_Task input_

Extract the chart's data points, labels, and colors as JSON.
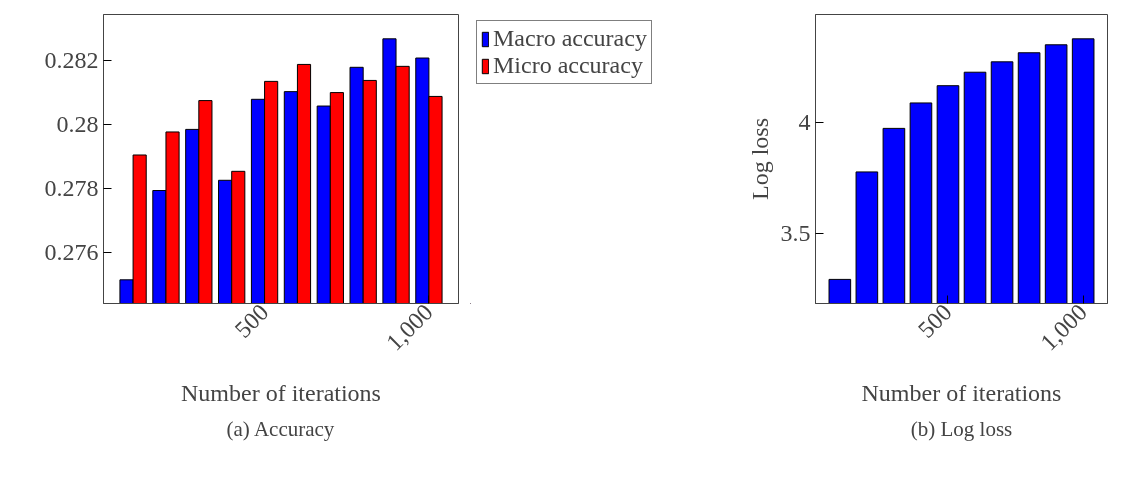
{
  "chart_data": [
    {
      "type": "bar",
      "xlabel": "Number of iterations",
      "annotations": [
        "(a) Accuracy"
      ],
      "x": [
        100,
        200,
        300,
        400,
        500,
        600,
        700,
        800,
        900,
        1000
      ],
      "series": [
        {
          "name": "Macro accuracy",
          "color": "#0000ff",
          "values": [
            0.27515,
            0.27794,
            0.27985,
            0.27826,
            0.28079,
            0.28103,
            0.28058,
            0.28179,
            0.28268,
            0.28208
          ]
        },
        {
          "name": "Micro accuracy",
          "color": "#ff0000",
          "values": [
            0.27905,
            0.27977,
            0.28075,
            0.27854,
            0.28135,
            0.28188,
            0.281,
            0.28138,
            0.28182,
            0.28088
          ]
        }
      ],
      "xlim": [
        10,
        1090
      ],
      "xticks": [
        500,
        {
          "value": 1000,
          "label": "1,000"
        }
      ],
      "ylim": [
        0.27441,
        0.28344
      ],
      "yticks": [
        0.276,
        0.278,
        0.28,
        0.282
      ],
      "legend": "top right"
    },
    {
      "type": "bar",
      "xlabel": "Number of iterations",
      "ylabel": "Log loss",
      "annotations": [
        "(b) Log loss"
      ],
      "x": [
        100,
        200,
        300,
        400,
        500,
        600,
        700,
        800,
        900,
        1000
      ],
      "series": [
        {
          "color": "#0000ff",
          "values": [
            3.291,
            3.777,
            3.974,
            4.089,
            4.167,
            4.228,
            4.275,
            4.316,
            4.352,
            4.379
          ]
        }
      ],
      "xlim": [
        10,
        1090
      ],
      "xticks": [
        500,
        {
          "value": 1000,
          "label": "1,000"
        }
      ],
      "ylim": [
        3.182,
        4.489
      ],
      "yticks": [
        3.5,
        4
      ]
    }
  ]
}
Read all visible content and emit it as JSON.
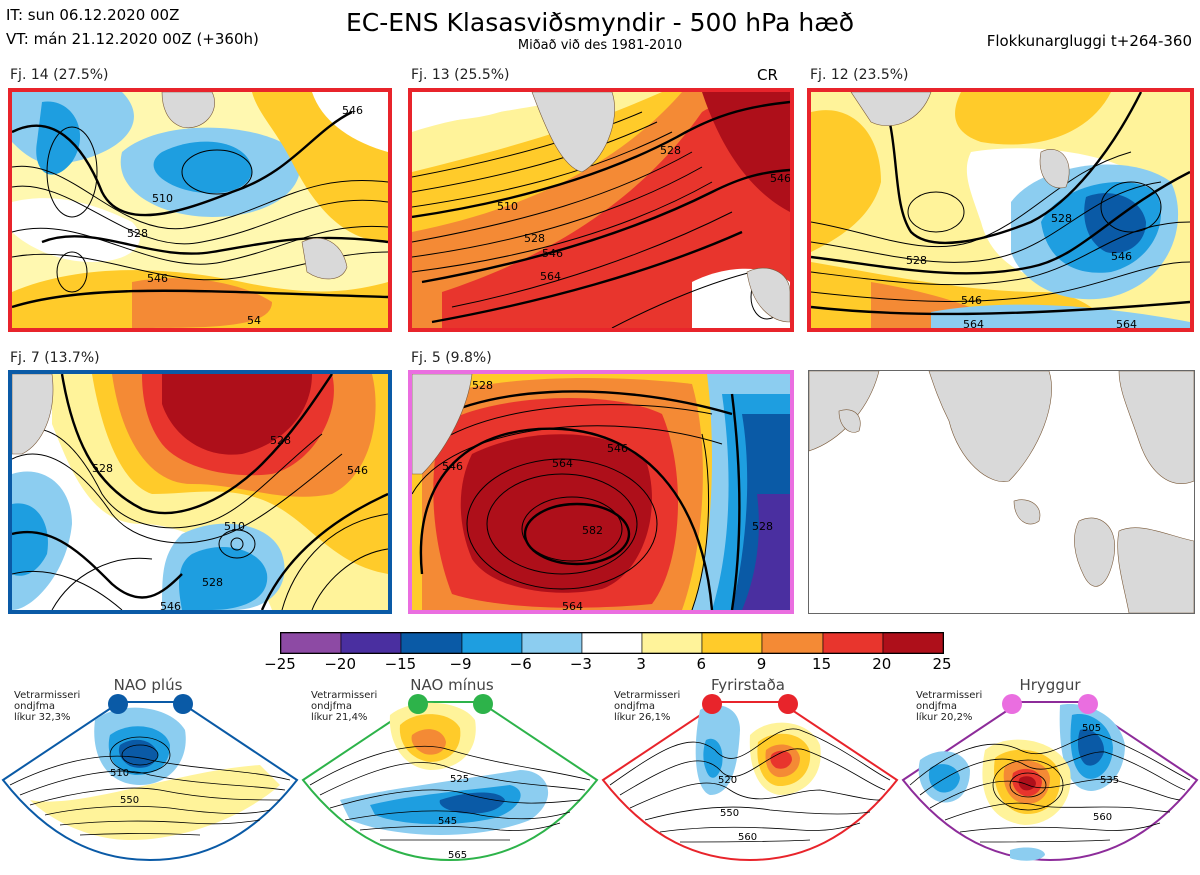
{
  "header": {
    "it_line": "IT: sun 06.12.2020 00Z",
    "vt_line": "VT: mán 21.12.2020 00Z  (+360h)",
    "title": "EC-ENS Klasasviðsmyndir - 500 hPa hæð",
    "subtitle": "Miðað við des 1981-2010",
    "window": "Flokkunargluggi t+264-360"
  },
  "panels": [
    {
      "label": "Fj. 14 (27.5%)",
      "contours": [
        "510",
        "528",
        "546",
        "546",
        "54"
      ],
      "frame_color": "#e8242b"
    },
    {
      "label": "Fj. 13 (25.5%)",
      "badge": "CR",
      "contours": [
        "510",
        "528",
        "546",
        "564",
        "528",
        "546"
      ],
      "frame_color": "#e8242b"
    },
    {
      "label": "Fj. 12 (23.5%)",
      "contours": [
        "528",
        "546",
        "546",
        "564",
        "528",
        "564"
      ],
      "frame_color": "#e8242b"
    },
    {
      "label": "Fj. 7 (13.7%)",
      "contours": [
        "528",
        "528",
        "546",
        "510",
        "528",
        "546"
      ],
      "frame_color": "#0a5aa6"
    },
    {
      "label": "Fj. 5 (9.8%)",
      "contours": [
        "528",
        "546",
        "564",
        "582",
        "564",
        "546",
        "528"
      ],
      "frame_color": "#ea6ee0"
    }
  ],
  "chart_data": {
    "type": "heatmap",
    "title": "EC-ENS Klasasviðsmyndir - 500 hPa hæð",
    "subtitle": "Miðað við des 1981-2010",
    "colorbar": {
      "ticks": [
        "−25",
        "−20",
        "−15",
        "−9",
        "−6",
        "−3",
        "3",
        "6",
        "9",
        "15",
        "20",
        "25"
      ],
      "bounds": [
        -25,
        -20,
        -15,
        -9,
        -6,
        -3,
        3,
        6,
        9,
        15,
        20,
        25
      ],
      "colors": [
        "#8d4aa4",
        "#4a2fa0",
        "#0a5aa6",
        "#1e9ee0",
        "#8ccdf0",
        "#ffffff",
        "#fff39a",
        "#ffcb2a",
        "#f48a35",
        "#e8352d",
        "#ae0f1a"
      ]
    },
    "clusters": [
      {
        "name": "Fj. 14",
        "share_pct": 27.5
      },
      {
        "name": "Fj. 13",
        "share_pct": 25.5
      },
      {
        "name": "Fj. 12",
        "share_pct": 23.5
      },
      {
        "name": "Fj. 7",
        "share_pct": 13.7
      },
      {
        "name": "Fj. 5",
        "share_pct": 9.8
      }
    ]
  },
  "regimes": [
    {
      "name": "NAO plús",
      "line1": "Vetrarmisseri",
      "line2": "ondjfma",
      "line3": "líkur 32,3%",
      "color": "#0a5aa6",
      "contours": [
        "510",
        "550"
      ]
    },
    {
      "name": "NAO mínus",
      "line1": "Vetrarmisseri",
      "line2": "ondjfma",
      "line3": "líkur 21,4%",
      "color": "#2db34a",
      "contours": [
        "525",
        "545",
        "565"
      ]
    },
    {
      "name": "Fyrirstaða",
      "line1": "Vetrarmisseri",
      "line2": "ondjfma",
      "line3": "líkur 26,1%",
      "color": "#e8242b",
      "contours": [
        "520",
        "550",
        "560"
      ]
    },
    {
      "name": "Hryggur",
      "line1": "Vetrarmisseri",
      "line2": "ondjfma",
      "line3": "líkur 20,2%",
      "color": "#ea6ee0",
      "contours": [
        "505",
        "535",
        "560"
      ]
    }
  ]
}
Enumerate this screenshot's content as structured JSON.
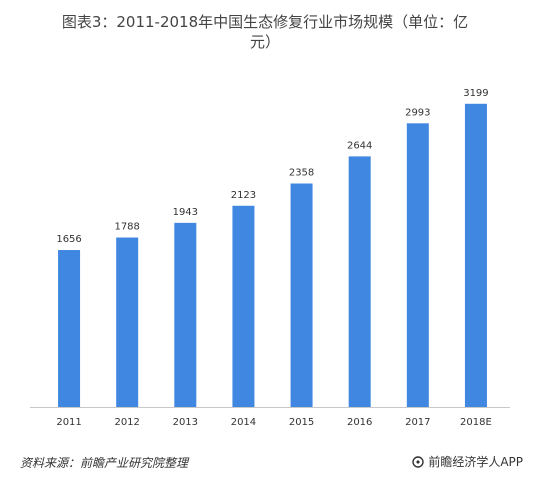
{
  "title_line1": "图表3：2011-2018年中国生态修复行业市场规模（单位：亿",
  "title_line2": "元）",
  "footer": {
    "source": "资料来源：前瞻产业研究院整理",
    "brand": "前瞻经济学人APP"
  },
  "colors": {
    "bar": "#3f87e0",
    "axis": "#c8c8c8",
    "label": "#333333"
  },
  "chart_data": {
    "type": "bar",
    "categories": [
      "2011",
      "2012",
      "2013",
      "2014",
      "2015",
      "2016",
      "2017",
      "2018E"
    ],
    "values": [
      1656,
      1788,
      1943,
      2123,
      2358,
      2644,
      2993,
      3199
    ],
    "ylim": [
      0,
      3450
    ],
    "title": "图表3：2011-2018年中国生态修复行业市场规模（单位：亿元）",
    "xlabel": "",
    "ylabel": "",
    "grid": false,
    "legend": "none"
  }
}
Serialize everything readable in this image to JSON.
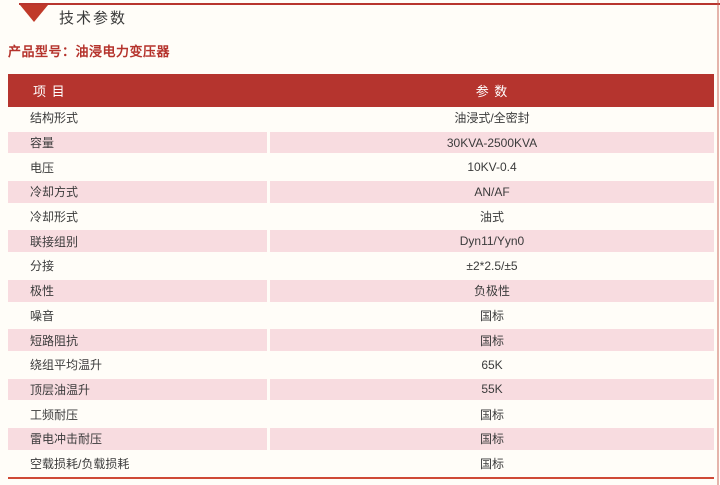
{
  "section": {
    "title": "技术参数"
  },
  "product_line": {
    "text": "产品型号：油浸电力变压器"
  },
  "table": {
    "headers": {
      "item": "项 目",
      "param": "参 数"
    },
    "rows": [
      {
        "item": "结构形式",
        "param": "油浸式/全密封"
      },
      {
        "item": "容量",
        "param": "30KVA-2500KVA"
      },
      {
        "item": "电压",
        "param": "10KV-0.4"
      },
      {
        "item": "冷却方式",
        "param": "AN/AF"
      },
      {
        "item": "冷却形式",
        "param": "油式"
      },
      {
        "item": "联接组别",
        "param": "Dyn11/Yyn0"
      },
      {
        "item": "分接",
        "param": "±2*2.5/±5"
      },
      {
        "item": "极性",
        "param": "负极性"
      },
      {
        "item": "噪音",
        "param": "国标"
      },
      {
        "item": "短路阻抗",
        "param": "国标"
      },
      {
        "item": "绕组平均温升",
        "param": "65K"
      },
      {
        "item": "顶层油温升",
        "param": "55K"
      },
      {
        "item": "工频耐压",
        "param": "国标"
      },
      {
        "item": "雷电冲击耐压",
        "param": "国标"
      },
      {
        "item": "空载损耗/负载损耗",
        "param": "国标"
      }
    ]
  },
  "colors": {
    "header_red": "#b5342e",
    "accent_red": "#c03a2a",
    "row_pink": "#f8dce0",
    "bottom_rule_red": "#cf4936",
    "text_dark": "#3b3b3b",
    "background": "#fffdf8"
  }
}
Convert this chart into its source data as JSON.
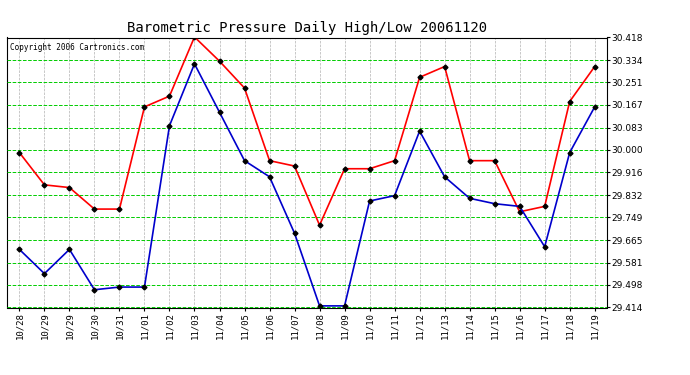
{
  "title": "Barometric Pressure Daily High/Low 20061120",
  "copyright": "Copyright 2006 Cartronics.com",
  "x_labels": [
    "10/28",
    "10/29",
    "10/29",
    "10/30",
    "10/31",
    "11/01",
    "11/02",
    "11/03",
    "11/04",
    "11/05",
    "11/06",
    "11/07",
    "11/08",
    "11/09",
    "11/10",
    "11/11",
    "11/12",
    "11/13",
    "11/14",
    "11/15",
    "11/16",
    "11/17",
    "11/18",
    "11/19"
  ],
  "high_values": [
    29.99,
    29.87,
    29.86,
    29.78,
    29.78,
    30.16,
    30.2,
    30.42,
    30.33,
    30.23,
    29.96,
    29.94,
    29.72,
    29.93,
    29.93,
    29.96,
    30.27,
    30.31,
    29.96,
    29.96,
    29.77,
    29.79,
    30.18,
    30.31
  ],
  "low_values": [
    29.63,
    29.54,
    29.63,
    29.48,
    29.49,
    29.49,
    30.09,
    30.32,
    30.14,
    29.96,
    29.9,
    29.69,
    29.42,
    29.42,
    29.81,
    29.83,
    30.07,
    29.9,
    29.82,
    29.8,
    29.79,
    29.64,
    29.99,
    30.16
  ],
  "high_color": "#ff0000",
  "low_color": "#0000cc",
  "bg_color": "#ffffff",
  "plot_bg_color": "#ffffff",
  "grid_color": "#00cc00",
  "title_color": "#000000",
  "copyright_color": "#000000",
  "y_min": 29.414,
  "y_max": 30.418,
  "y_ticks": [
    29.414,
    29.498,
    29.581,
    29.665,
    29.749,
    29.832,
    29.916,
    30.0,
    30.083,
    30.167,
    30.251,
    30.334,
    30.418
  ],
  "marker": "D",
  "marker_size": 2.5,
  "line_width": 1.2,
  "title_fontsize": 10,
  "tick_fontsize": 6.5,
  "copyright_fontsize": 5.5
}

_Problem requirements_
From the entries above, copy every line containing the word "type".

_Reply_
      "type": "bar",
      "type": "bar",
    "type": "heatmap",
    "type": "bar",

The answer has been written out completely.